::: Data to use :::
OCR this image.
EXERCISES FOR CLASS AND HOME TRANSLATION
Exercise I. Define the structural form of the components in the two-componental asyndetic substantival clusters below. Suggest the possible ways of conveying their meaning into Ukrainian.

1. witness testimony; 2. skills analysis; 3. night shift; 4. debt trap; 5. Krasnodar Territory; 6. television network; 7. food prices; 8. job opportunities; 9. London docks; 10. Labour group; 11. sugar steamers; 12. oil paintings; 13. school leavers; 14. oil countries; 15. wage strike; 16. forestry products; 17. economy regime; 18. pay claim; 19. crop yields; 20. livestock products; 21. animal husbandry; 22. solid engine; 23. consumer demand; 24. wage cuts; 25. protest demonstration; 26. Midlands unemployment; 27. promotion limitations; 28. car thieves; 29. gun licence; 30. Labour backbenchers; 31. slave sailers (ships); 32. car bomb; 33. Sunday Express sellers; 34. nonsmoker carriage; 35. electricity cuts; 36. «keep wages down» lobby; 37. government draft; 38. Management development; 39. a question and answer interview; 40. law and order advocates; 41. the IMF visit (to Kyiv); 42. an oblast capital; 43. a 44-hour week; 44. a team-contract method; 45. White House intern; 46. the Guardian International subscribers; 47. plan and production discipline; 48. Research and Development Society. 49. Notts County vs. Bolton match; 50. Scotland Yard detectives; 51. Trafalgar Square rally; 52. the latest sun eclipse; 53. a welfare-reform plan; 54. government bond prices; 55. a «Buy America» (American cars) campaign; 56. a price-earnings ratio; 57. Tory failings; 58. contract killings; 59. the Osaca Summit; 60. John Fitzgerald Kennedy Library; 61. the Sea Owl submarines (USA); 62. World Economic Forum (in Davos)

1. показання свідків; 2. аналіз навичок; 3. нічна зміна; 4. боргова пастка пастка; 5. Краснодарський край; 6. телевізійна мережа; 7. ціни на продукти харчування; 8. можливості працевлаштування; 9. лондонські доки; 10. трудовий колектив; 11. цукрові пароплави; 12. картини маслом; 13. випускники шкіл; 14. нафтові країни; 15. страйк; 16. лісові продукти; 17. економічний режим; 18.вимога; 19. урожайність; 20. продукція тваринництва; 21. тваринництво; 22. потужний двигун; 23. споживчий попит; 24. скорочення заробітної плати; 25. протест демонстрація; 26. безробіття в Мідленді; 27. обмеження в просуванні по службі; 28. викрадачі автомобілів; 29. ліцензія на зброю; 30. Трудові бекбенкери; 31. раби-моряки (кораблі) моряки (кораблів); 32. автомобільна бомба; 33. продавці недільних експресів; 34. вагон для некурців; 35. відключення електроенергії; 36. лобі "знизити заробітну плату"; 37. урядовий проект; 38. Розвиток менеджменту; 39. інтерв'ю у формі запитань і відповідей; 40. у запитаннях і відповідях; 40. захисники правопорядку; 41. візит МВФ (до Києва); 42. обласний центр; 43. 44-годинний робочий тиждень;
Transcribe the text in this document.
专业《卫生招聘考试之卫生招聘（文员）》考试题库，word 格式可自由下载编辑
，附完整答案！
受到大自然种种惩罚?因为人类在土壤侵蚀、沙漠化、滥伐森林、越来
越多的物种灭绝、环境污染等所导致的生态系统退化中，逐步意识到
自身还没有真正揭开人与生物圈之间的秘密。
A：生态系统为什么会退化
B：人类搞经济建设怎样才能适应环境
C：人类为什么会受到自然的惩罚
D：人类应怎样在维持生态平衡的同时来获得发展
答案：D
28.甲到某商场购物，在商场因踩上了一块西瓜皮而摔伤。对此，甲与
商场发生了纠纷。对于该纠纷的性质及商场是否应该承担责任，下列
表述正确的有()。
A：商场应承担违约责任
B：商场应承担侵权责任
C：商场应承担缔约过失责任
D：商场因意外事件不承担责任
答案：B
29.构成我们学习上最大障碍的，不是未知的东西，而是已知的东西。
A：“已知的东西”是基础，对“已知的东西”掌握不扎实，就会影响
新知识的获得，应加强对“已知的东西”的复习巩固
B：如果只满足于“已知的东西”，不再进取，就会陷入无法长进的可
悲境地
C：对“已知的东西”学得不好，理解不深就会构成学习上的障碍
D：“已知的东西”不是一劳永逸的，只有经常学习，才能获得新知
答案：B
:::
Give the number of lines in the material above that have the word "this" in them, and nothing more.

## The reply
2